- _THE TASK_
Extract every line that includes the string "JSON".
start AVAILABLE RECORDS
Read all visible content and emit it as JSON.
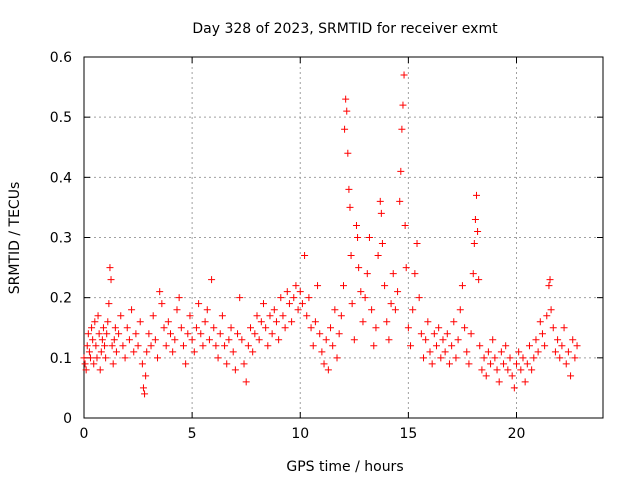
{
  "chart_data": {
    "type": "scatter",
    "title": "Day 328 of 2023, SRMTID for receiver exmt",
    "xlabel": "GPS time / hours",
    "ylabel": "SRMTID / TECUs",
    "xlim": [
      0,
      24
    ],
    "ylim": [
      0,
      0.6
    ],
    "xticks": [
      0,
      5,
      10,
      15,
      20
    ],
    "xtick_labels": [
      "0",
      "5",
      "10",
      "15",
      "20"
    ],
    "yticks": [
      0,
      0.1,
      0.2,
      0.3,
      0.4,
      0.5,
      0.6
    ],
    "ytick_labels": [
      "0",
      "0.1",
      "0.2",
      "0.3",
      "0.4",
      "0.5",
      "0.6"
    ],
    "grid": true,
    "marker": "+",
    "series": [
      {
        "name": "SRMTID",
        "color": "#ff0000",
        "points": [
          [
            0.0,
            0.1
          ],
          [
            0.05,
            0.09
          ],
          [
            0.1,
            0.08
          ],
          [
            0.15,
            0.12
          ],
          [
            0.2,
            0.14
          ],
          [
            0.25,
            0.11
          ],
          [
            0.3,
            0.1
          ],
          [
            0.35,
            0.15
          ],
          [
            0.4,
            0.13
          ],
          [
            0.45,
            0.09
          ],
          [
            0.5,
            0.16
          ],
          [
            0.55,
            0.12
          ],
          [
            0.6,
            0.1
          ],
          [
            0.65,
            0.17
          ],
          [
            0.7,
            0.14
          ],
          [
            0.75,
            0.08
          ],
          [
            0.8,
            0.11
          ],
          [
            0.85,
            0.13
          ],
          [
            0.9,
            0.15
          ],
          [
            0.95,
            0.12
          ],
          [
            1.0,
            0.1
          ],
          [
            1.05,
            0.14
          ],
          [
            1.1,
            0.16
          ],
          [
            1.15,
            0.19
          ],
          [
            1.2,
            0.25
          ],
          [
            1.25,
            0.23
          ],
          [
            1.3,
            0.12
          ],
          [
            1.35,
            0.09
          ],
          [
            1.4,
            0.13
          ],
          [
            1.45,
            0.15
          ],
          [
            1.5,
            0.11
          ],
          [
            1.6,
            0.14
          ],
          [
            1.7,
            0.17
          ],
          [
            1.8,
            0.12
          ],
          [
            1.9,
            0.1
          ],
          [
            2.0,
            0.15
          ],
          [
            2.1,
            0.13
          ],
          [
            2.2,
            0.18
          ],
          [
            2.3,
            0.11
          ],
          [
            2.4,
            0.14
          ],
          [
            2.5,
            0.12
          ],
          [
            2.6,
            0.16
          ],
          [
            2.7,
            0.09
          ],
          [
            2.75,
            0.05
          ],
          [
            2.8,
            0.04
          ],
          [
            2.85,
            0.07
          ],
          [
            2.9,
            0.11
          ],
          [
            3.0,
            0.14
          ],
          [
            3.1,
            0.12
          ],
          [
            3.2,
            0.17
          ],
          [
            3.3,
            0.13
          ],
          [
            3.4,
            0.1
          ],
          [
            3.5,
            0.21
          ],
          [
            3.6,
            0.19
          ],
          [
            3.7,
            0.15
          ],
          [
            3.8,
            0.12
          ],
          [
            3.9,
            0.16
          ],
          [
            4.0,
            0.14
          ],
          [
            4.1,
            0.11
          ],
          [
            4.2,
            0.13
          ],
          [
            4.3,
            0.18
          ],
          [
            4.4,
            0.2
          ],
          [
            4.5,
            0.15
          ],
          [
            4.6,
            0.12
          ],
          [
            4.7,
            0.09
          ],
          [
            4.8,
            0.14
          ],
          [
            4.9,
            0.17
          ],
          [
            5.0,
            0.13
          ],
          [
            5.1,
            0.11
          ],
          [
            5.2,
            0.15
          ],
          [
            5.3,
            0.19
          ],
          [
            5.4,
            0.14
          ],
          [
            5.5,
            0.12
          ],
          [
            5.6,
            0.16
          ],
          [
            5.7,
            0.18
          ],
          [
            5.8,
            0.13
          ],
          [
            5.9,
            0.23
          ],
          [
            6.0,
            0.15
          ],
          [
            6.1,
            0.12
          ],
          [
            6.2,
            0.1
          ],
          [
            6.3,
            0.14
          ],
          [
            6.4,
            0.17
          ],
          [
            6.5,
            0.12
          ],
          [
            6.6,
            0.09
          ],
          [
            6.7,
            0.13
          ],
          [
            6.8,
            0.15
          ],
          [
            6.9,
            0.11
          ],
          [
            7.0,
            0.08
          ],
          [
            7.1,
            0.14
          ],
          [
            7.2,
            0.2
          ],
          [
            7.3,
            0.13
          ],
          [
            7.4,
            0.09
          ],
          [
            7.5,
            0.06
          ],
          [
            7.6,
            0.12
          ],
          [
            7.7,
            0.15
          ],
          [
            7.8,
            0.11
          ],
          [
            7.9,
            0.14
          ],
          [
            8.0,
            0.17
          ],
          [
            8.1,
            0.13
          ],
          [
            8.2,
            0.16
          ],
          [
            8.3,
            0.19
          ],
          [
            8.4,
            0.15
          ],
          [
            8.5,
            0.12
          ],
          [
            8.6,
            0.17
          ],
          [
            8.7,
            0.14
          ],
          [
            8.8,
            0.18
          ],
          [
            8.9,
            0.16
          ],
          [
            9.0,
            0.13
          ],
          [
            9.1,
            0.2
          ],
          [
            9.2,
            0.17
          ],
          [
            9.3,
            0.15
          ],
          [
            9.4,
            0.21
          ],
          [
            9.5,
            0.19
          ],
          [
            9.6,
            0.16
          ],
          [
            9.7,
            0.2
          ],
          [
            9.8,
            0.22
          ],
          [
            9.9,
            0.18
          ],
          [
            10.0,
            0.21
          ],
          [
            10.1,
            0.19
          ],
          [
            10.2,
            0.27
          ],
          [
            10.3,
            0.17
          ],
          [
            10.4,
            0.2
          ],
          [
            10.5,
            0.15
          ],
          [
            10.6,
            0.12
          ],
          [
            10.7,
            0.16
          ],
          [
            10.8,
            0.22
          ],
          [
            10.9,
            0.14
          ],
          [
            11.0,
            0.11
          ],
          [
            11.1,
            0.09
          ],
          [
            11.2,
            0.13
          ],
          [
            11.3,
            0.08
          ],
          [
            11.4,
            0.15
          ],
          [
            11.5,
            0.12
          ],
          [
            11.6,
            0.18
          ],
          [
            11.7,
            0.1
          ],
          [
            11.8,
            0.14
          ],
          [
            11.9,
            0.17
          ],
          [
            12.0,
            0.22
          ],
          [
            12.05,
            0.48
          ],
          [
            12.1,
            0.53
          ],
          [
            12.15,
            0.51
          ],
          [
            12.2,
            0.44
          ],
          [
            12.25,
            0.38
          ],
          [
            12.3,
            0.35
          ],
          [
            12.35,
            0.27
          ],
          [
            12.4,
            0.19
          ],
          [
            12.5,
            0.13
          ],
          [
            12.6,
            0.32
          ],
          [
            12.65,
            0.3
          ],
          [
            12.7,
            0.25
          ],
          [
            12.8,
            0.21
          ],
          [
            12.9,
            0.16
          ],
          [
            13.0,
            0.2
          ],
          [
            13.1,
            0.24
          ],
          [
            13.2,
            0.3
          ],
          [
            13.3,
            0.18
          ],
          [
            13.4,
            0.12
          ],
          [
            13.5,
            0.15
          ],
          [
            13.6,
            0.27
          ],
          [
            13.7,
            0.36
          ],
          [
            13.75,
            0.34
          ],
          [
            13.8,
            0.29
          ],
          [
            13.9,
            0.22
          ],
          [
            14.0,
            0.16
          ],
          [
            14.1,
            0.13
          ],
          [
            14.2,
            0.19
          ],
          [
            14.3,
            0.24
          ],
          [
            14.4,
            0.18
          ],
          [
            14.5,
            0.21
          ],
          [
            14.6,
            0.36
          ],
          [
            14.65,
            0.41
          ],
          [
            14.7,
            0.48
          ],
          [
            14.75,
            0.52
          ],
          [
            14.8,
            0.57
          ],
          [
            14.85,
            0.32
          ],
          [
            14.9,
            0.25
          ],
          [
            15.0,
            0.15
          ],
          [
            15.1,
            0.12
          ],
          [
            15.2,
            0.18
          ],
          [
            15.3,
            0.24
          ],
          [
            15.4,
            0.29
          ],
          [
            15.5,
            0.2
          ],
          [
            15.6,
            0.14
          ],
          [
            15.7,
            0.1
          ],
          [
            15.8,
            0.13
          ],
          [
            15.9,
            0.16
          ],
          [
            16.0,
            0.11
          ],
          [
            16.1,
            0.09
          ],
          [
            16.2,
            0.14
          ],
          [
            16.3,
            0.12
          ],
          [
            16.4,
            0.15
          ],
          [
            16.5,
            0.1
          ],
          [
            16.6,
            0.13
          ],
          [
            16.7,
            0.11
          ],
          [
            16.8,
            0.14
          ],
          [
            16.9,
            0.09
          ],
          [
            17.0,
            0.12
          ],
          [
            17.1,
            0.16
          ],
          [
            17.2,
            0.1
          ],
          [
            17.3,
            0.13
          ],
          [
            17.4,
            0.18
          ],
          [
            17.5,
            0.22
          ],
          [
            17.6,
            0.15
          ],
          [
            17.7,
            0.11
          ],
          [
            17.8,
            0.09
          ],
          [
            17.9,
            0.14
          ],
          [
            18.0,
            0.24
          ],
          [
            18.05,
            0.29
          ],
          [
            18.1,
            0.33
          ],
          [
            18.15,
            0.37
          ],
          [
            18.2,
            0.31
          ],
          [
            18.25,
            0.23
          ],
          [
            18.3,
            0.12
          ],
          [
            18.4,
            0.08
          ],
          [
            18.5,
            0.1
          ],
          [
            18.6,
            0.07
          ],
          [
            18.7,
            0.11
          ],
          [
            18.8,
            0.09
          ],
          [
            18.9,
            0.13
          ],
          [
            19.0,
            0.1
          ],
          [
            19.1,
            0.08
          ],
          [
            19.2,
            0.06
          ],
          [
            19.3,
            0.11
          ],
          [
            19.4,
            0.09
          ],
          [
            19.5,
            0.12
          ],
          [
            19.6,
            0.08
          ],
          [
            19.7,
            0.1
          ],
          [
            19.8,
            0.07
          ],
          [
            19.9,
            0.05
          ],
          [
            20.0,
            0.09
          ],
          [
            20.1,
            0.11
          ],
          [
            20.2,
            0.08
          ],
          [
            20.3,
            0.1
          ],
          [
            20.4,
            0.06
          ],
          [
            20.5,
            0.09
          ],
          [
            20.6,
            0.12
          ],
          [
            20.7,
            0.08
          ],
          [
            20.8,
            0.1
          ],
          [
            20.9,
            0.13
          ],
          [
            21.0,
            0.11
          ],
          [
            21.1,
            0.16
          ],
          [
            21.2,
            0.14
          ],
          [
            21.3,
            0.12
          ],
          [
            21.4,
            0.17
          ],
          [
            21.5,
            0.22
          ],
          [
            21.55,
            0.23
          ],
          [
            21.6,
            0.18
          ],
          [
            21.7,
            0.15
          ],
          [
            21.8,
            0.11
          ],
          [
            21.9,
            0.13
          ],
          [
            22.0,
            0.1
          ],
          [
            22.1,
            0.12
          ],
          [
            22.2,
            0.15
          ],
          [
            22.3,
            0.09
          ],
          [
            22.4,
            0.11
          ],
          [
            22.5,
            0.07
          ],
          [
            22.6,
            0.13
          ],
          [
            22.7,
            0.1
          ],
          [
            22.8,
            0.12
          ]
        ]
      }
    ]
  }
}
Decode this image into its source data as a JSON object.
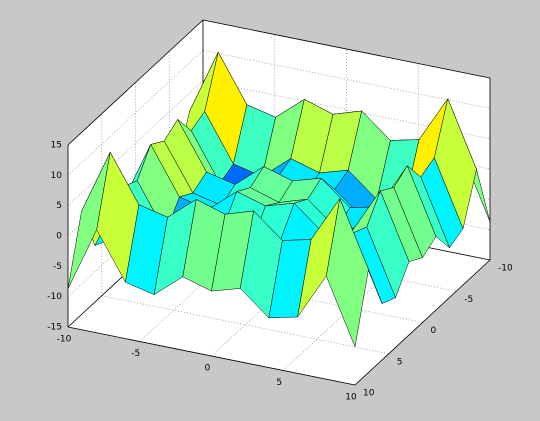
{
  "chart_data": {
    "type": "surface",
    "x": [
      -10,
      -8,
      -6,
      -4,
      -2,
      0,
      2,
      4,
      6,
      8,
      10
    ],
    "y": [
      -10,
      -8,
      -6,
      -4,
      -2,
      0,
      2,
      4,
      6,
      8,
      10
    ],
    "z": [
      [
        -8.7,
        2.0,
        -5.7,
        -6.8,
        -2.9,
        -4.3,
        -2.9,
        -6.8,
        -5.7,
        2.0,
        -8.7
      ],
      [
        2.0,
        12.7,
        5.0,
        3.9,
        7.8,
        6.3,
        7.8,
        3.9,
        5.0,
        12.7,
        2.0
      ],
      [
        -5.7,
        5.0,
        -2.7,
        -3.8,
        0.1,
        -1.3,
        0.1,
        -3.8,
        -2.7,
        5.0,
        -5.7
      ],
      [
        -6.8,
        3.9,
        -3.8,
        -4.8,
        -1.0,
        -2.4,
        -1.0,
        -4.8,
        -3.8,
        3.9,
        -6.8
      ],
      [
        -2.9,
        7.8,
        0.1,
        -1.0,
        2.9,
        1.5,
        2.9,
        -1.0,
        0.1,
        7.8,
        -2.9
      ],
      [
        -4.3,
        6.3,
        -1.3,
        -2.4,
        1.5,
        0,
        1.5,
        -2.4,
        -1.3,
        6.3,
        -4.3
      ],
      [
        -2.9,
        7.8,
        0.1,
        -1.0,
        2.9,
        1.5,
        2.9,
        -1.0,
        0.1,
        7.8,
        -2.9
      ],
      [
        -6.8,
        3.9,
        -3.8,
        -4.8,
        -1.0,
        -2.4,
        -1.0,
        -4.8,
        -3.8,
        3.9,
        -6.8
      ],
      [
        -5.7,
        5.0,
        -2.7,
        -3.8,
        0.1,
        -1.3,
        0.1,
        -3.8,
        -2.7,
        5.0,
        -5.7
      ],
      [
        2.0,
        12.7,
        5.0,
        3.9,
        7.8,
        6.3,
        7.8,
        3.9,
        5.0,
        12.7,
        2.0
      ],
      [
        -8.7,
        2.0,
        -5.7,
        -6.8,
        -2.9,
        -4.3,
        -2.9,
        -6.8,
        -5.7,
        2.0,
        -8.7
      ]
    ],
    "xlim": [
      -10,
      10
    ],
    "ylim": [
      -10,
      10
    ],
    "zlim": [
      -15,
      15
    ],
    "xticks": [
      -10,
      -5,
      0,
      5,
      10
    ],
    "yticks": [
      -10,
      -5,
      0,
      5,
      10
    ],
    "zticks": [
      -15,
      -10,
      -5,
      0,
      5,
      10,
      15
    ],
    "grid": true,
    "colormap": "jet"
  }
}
end AVAILABLE RECORDS
- _FULL ANSWER_
Read all visible content and emit it as JSON.
Decode this image into its source data as a JSON object.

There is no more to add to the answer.